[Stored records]
* * * * * * *
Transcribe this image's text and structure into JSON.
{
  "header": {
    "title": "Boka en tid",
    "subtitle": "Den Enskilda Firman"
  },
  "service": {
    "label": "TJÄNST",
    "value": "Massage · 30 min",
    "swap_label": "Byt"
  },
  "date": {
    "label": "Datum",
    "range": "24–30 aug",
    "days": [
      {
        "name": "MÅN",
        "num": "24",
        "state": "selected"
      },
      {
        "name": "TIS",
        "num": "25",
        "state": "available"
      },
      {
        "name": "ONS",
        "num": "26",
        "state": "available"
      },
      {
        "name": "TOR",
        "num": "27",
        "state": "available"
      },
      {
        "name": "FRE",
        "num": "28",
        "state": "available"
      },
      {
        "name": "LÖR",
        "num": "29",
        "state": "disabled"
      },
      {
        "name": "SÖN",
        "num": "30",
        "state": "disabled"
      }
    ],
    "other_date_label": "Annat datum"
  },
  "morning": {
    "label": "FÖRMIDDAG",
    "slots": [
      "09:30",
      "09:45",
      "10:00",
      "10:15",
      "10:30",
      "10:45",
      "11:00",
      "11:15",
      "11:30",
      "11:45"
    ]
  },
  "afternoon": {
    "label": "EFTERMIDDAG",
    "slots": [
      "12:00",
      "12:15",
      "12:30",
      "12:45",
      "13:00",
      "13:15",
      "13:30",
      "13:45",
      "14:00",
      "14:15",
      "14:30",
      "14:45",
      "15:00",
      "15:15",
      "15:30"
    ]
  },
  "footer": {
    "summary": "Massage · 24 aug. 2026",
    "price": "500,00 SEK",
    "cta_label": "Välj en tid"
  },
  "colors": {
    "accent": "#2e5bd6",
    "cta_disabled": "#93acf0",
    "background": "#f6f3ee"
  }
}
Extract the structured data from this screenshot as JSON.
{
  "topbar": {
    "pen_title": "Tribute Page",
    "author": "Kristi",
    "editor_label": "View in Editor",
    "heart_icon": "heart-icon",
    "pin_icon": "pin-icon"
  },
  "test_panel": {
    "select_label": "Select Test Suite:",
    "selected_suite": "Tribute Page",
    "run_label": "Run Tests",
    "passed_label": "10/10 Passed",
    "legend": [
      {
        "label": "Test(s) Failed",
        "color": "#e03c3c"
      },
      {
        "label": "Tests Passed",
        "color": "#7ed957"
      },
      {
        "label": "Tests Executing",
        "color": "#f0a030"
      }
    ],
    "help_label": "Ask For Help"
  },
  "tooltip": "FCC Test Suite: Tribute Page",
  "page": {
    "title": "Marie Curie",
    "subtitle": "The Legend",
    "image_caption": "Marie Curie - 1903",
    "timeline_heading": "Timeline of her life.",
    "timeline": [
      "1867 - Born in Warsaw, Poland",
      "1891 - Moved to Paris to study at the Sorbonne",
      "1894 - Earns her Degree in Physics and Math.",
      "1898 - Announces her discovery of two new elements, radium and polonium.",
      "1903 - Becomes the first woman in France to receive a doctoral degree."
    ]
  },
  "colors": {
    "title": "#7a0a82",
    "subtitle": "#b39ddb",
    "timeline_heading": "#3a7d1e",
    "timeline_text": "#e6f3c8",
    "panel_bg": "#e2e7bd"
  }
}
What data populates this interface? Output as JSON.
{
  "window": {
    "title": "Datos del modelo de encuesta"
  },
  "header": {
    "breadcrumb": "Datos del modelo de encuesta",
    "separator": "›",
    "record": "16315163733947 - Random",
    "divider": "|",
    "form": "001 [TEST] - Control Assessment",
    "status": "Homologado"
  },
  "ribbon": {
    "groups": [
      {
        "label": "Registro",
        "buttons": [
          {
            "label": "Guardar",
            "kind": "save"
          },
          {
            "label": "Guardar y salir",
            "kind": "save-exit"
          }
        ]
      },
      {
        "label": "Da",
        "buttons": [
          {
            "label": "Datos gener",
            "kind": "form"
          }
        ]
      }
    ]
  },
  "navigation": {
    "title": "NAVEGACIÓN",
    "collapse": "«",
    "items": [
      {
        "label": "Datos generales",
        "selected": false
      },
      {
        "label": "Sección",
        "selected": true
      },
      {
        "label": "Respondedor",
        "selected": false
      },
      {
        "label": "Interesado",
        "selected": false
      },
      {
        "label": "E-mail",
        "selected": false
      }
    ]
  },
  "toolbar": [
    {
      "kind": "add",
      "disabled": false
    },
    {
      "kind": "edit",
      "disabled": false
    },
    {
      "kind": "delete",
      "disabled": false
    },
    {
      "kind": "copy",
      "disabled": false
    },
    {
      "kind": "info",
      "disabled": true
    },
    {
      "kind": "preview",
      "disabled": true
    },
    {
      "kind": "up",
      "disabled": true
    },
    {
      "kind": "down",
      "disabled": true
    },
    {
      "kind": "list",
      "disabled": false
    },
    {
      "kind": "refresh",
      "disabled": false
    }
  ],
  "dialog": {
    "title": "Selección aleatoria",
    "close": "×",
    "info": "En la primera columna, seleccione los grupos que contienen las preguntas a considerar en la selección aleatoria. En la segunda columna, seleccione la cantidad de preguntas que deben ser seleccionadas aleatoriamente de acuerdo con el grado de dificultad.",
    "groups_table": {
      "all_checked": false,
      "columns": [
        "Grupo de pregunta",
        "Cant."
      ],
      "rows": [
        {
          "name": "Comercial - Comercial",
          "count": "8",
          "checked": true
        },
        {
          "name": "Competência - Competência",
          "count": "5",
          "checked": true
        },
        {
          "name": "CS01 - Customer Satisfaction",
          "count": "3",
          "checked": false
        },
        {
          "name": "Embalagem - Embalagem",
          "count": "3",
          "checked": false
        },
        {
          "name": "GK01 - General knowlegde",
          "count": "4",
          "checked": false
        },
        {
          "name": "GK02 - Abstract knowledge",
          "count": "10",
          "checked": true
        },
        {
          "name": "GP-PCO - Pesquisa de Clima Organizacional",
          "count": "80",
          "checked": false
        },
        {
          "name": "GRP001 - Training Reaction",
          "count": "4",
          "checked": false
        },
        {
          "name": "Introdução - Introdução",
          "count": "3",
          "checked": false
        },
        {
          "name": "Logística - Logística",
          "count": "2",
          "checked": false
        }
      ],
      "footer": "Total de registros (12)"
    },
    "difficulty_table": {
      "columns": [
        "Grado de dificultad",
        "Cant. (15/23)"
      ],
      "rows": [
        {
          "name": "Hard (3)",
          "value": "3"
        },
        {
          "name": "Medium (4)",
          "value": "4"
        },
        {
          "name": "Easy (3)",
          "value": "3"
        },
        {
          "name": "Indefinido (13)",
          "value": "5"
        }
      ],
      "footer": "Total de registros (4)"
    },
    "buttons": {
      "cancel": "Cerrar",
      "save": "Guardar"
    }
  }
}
* * * * * * *
YOUR OBJECTIVE:
Say how many lines in the records hold the string "subtitle", and say nothing else.

RESULT OF THE TASK:
3